>> begin Extracted information
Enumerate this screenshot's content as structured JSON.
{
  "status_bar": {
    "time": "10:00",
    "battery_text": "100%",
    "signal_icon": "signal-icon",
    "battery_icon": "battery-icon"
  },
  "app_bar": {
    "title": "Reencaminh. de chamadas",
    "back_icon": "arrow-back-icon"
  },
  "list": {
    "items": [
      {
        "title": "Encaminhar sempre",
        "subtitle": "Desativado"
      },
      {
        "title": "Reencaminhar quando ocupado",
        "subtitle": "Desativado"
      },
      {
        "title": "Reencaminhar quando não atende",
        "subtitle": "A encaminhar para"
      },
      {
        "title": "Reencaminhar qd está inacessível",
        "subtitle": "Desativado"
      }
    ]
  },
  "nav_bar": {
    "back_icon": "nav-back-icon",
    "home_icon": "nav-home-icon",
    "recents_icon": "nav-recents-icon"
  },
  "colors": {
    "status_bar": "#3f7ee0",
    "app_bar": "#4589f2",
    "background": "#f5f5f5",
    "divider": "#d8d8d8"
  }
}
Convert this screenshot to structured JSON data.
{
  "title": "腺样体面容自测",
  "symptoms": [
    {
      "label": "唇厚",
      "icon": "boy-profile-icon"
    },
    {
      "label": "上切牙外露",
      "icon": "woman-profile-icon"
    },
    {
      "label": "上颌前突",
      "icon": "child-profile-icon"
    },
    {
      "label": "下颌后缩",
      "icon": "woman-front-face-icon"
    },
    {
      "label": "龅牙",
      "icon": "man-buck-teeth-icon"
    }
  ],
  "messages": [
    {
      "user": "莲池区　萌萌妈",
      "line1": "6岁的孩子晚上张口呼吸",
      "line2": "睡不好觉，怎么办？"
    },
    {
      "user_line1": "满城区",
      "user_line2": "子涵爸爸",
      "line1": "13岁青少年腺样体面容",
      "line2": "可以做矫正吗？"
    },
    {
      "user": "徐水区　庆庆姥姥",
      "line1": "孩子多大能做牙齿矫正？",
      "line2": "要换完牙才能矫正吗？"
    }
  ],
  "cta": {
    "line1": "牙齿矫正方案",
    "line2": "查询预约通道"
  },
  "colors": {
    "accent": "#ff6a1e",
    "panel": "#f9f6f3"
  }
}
>> end Extracted information
In this exercise, repeat all entries exactly.

Enumerate this screenshot's content as structured JSON.
{
  "status_bar": {
    "time": "10:00",
    "battery_text": "100%",
    "signal_icon": "signal-icon",
    "battery_icon": "battery-icon"
  },
  "app_bar": {
    "title": "Reencaminh. de chamadas",
    "back_icon": "arrow-back-icon"
  },
  "list": {
    "items": [
      {
        "title": "Encaminhar sempre",
        "subtitle": "Desativado"
      },
      {
        "title": "Reencaminhar quando ocupado",
        "subtitle": "Desativado"
      },
      {
        "title": "Reencaminhar quando não atende",
        "subtitle": "A encaminhar para"
      },
      {
        "title": "Reencaminhar qd está inacessível",
        "subtitle": "Desativado"
      }
    ]
  },
  "nav_bar": {
    "back_icon": "nav-back-icon",
    "home_icon": "nav-home-icon",
    "recents_icon": "nav-recents-icon"
  },
  "colors": {
    "status_bar": "#3f7ee0",
    "app_bar": "#4589f2",
    "background": "#f5f5f5",
    "divider": "#d8d8d8"
  }
}
Convert this screenshot to structured JSON data.
{
  "title": "腺样体面容自测",
  "symptoms": [
    {
      "label": "唇厚",
      "icon": "boy-profile-icon"
    },
    {
      "label": "上切牙外露",
      "icon": "woman-profile-icon"
    },
    {
      "label": "上颌前突",
      "icon": "child-profile-icon"
    },
    {
      "label": "下颌后缩",
      "icon": "woman-front-face-icon"
    },
    {
      "label": "龅牙",
      "icon": "man-buck-teeth-icon"
    }
  ],
  "messages": [
    {
      "user": "莲池区　萌萌妈",
      "line1": "6岁的孩子晚上张口呼吸",
      "line2": "睡不好觉，怎么办？"
    },
    {
      "user_line1": "满城区",
      "user_line2": "子涵爸爸",
      "line1": "13岁青少年腺样体面容",
      "line2": "可以做矫正吗？"
    },
    {
      "user": "徐水区　庆庆姥姥",
      "line1": "孩子多大能做牙齿矫正？",
      "line2": "要换完牙才能矫正吗？"
    }
  ],
  "cta": {
    "line1": "牙齿矫正方案",
    "line2": "查询预约通道"
  },
  "colors": {
    "accent": "#ff6a1e",
    "panel": "#f9f6f3"
  }
}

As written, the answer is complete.